The problem.
Skip all pictures, then print the remaining material exactly.

Dataset rows about figures.
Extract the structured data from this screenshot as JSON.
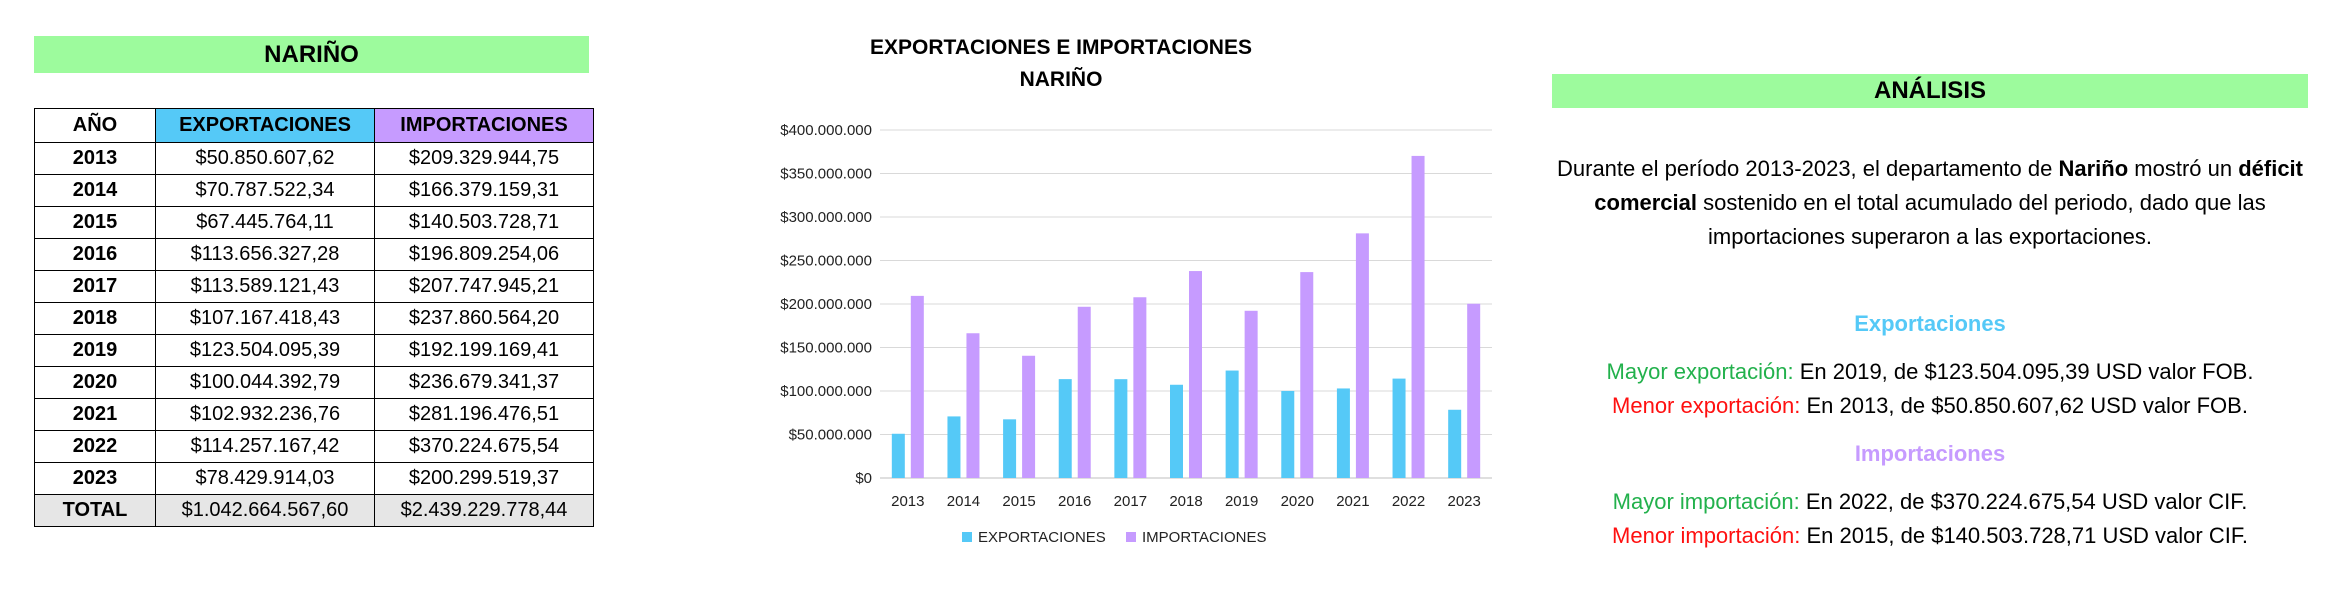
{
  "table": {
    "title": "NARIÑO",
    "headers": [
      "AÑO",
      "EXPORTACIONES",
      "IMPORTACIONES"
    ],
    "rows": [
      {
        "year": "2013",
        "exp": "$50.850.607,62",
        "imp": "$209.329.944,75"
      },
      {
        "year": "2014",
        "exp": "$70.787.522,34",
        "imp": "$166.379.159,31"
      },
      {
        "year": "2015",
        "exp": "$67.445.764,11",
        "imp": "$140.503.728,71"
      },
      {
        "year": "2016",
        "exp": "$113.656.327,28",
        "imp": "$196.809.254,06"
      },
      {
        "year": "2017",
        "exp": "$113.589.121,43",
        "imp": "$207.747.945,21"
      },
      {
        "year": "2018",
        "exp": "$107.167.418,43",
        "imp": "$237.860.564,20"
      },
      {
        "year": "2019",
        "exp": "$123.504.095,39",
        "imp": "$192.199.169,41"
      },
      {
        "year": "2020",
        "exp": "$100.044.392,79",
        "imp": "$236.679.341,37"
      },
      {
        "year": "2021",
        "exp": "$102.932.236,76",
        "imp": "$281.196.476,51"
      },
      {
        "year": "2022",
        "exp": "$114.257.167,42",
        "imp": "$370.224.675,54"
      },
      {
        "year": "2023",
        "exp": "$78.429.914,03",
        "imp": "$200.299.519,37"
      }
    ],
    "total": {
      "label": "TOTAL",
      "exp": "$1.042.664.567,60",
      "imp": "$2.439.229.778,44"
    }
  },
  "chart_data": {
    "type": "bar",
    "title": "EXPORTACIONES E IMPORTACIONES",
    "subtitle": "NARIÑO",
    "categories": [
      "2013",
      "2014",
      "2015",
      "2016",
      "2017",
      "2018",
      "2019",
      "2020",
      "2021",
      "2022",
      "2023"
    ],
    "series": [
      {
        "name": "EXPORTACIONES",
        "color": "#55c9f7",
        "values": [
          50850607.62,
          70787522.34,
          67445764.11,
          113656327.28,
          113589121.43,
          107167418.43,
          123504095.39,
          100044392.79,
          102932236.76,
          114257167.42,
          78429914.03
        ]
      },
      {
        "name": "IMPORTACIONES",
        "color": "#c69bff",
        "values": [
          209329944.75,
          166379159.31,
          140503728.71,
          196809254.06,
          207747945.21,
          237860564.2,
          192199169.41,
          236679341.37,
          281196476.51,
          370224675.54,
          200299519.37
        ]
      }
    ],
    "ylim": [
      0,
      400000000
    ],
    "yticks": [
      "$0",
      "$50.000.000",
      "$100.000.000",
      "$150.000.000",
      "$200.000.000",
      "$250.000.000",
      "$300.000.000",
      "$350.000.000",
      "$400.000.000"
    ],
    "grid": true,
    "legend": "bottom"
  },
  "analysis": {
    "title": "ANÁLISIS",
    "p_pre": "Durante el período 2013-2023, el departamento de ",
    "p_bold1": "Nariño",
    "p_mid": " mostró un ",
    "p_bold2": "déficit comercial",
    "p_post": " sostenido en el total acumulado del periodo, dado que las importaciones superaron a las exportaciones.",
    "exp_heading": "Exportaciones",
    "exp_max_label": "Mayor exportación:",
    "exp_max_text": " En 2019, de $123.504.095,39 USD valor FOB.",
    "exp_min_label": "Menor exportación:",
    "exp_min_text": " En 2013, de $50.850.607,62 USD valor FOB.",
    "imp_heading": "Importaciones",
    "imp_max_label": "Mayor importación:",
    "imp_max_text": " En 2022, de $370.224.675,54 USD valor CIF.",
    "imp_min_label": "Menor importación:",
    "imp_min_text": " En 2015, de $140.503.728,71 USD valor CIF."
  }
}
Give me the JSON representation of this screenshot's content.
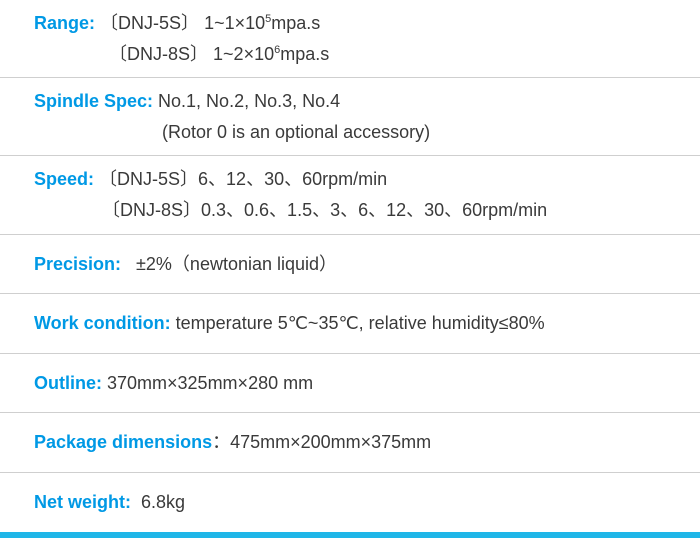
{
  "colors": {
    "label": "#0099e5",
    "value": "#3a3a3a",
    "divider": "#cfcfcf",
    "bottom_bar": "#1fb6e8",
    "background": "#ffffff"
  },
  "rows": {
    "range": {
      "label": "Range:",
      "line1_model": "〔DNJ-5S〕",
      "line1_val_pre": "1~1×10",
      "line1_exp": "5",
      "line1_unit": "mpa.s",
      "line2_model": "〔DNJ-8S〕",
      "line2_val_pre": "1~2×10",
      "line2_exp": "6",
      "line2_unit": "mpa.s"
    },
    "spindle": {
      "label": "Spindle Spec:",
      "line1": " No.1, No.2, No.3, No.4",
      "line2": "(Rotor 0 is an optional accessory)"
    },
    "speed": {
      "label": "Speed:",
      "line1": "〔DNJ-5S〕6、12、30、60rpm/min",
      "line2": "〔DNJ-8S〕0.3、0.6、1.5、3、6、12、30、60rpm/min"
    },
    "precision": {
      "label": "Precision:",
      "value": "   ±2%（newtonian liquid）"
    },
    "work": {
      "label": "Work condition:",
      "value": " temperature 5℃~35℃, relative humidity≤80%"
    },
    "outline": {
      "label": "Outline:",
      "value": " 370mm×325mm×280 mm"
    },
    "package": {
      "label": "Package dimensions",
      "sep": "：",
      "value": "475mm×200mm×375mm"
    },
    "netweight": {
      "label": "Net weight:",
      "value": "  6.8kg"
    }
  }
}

Task answer.
Extract the structured data from this screenshot as JSON.
{
  "table": {
    "title": "NARIÑO",
    "headers": [
      "AÑO",
      "EXPORTACIONES",
      "IMPORTACIONES"
    ],
    "rows": [
      {
        "year": "2013",
        "exp": "$50.850.607,62",
        "imp": "$209.329.944,75"
      },
      {
        "year": "2014",
        "exp": "$70.787.522,34",
        "imp": "$166.379.159,31"
      },
      {
        "year": "2015",
        "exp": "$67.445.764,11",
        "imp": "$140.503.728,71"
      },
      {
        "year": "2016",
        "exp": "$113.656.327,28",
        "imp": "$196.809.254,06"
      },
      {
        "year": "2017",
        "exp": "$113.589.121,43",
        "imp": "$207.747.945,21"
      },
      {
        "year": "2018",
        "exp": "$107.167.418,43",
        "imp": "$237.860.564,20"
      },
      {
        "year": "2019",
        "exp": "$123.504.095,39",
        "imp": "$192.199.169,41"
      },
      {
        "year": "2020",
        "exp": "$100.044.392,79",
        "imp": "$236.679.341,37"
      },
      {
        "year": "2021",
        "exp": "$102.932.236,76",
        "imp": "$281.196.476,51"
      },
      {
        "year": "2022",
        "exp": "$114.257.167,42",
        "imp": "$370.224.675,54"
      },
      {
        "year": "2023",
        "exp": "$78.429.914,03",
        "imp": "$200.299.519,37"
      }
    ],
    "total": {
      "label": "TOTAL",
      "exp": "$1.042.664.567,60",
      "imp": "$2.439.229.778,44"
    }
  },
  "chart_data": {
    "type": "bar",
    "title": "EXPORTACIONES E IMPORTACIONES",
    "subtitle": "NARIÑO",
    "categories": [
      "2013",
      "2014",
      "2015",
      "2016",
      "2017",
      "2018",
      "2019",
      "2020",
      "2021",
      "2022",
      "2023"
    ],
    "series": [
      {
        "name": "EXPORTACIONES",
        "color": "#55c9f7",
        "values": [
          50850607.62,
          70787522.34,
          67445764.11,
          113656327.28,
          113589121.43,
          107167418.43,
          123504095.39,
          100044392.79,
          102932236.76,
          114257167.42,
          78429914.03
        ]
      },
      {
        "name": "IMPORTACIONES",
        "color": "#c69bff",
        "values": [
          209329944.75,
          166379159.31,
          140503728.71,
          196809254.06,
          207747945.21,
          237860564.2,
          192199169.41,
          236679341.37,
          281196476.51,
          370224675.54,
          200299519.37
        ]
      }
    ],
    "ylim": [
      0,
      400000000
    ],
    "yticks": [
      "$0",
      "$50.000.000",
      "$100.000.000",
      "$150.000.000",
      "$200.000.000",
      "$250.000.000",
      "$300.000.000",
      "$350.000.000",
      "$400.000.000"
    ],
    "grid": true,
    "legend": "bottom"
  },
  "analysis": {
    "title": "ANÁLISIS",
    "p_pre": "Durante el período 2013-2023, el departamento de ",
    "p_bold1": "Nariño",
    "p_mid": " mostró un ",
    "p_bold2": "déficit comercial",
    "p_post": " sostenido en el total acumulado del periodo, dado que las importaciones superaron a las exportaciones.",
    "exp_heading": "Exportaciones",
    "exp_max_label": "Mayor exportación:",
    "exp_max_text": " En 2019, de $123.504.095,39 USD valor FOB.",
    "exp_min_label": "Menor exportación:",
    "exp_min_text": " En 2013, de $50.850.607,62 USD valor FOB.",
    "imp_heading": "Importaciones",
    "imp_max_label": "Mayor importación:",
    "imp_max_text": " En 2022, de $370.224.675,54 USD valor CIF.",
    "imp_min_label": "Menor importación:",
    "imp_min_text": " En 2015, de $140.503.728,71 USD valor CIF."
  }
}
Give me the JSON representation of this screenshot's content.
{
  "colors": {
    "label": "#0099e5",
    "value": "#3a3a3a",
    "divider": "#cfcfcf",
    "bottom_bar": "#1fb6e8",
    "background": "#ffffff"
  },
  "rows": {
    "range": {
      "label": "Range:",
      "line1_model": "〔DNJ-5S〕",
      "line1_val_pre": "1~1×10",
      "line1_exp": "5",
      "line1_unit": "mpa.s",
      "line2_model": "〔DNJ-8S〕",
      "line2_val_pre": "1~2×10",
      "line2_exp": "6",
      "line2_unit": "mpa.s"
    },
    "spindle": {
      "label": "Spindle Spec:",
      "line1": " No.1, No.2, No.3, No.4",
      "line2": "(Rotor 0 is an optional accessory)"
    },
    "speed": {
      "label": "Speed:",
      "line1": "〔DNJ-5S〕6、12、30、60rpm/min",
      "line2": "〔DNJ-8S〕0.3、0.6、1.5、3、6、12、30、60rpm/min"
    },
    "precision": {
      "label": "Precision:",
      "value": "   ±2%（newtonian liquid）"
    },
    "work": {
      "label": "Work condition:",
      "value": " temperature 5℃~35℃, relative humidity≤80%"
    },
    "outline": {
      "label": "Outline:",
      "value": " 370mm×325mm×280 mm"
    },
    "package": {
      "label": "Package dimensions",
      "sep": "：",
      "value": "475mm×200mm×375mm"
    },
    "netweight": {
      "label": "Net weight:",
      "value": "  6.8kg"
    }
  }
}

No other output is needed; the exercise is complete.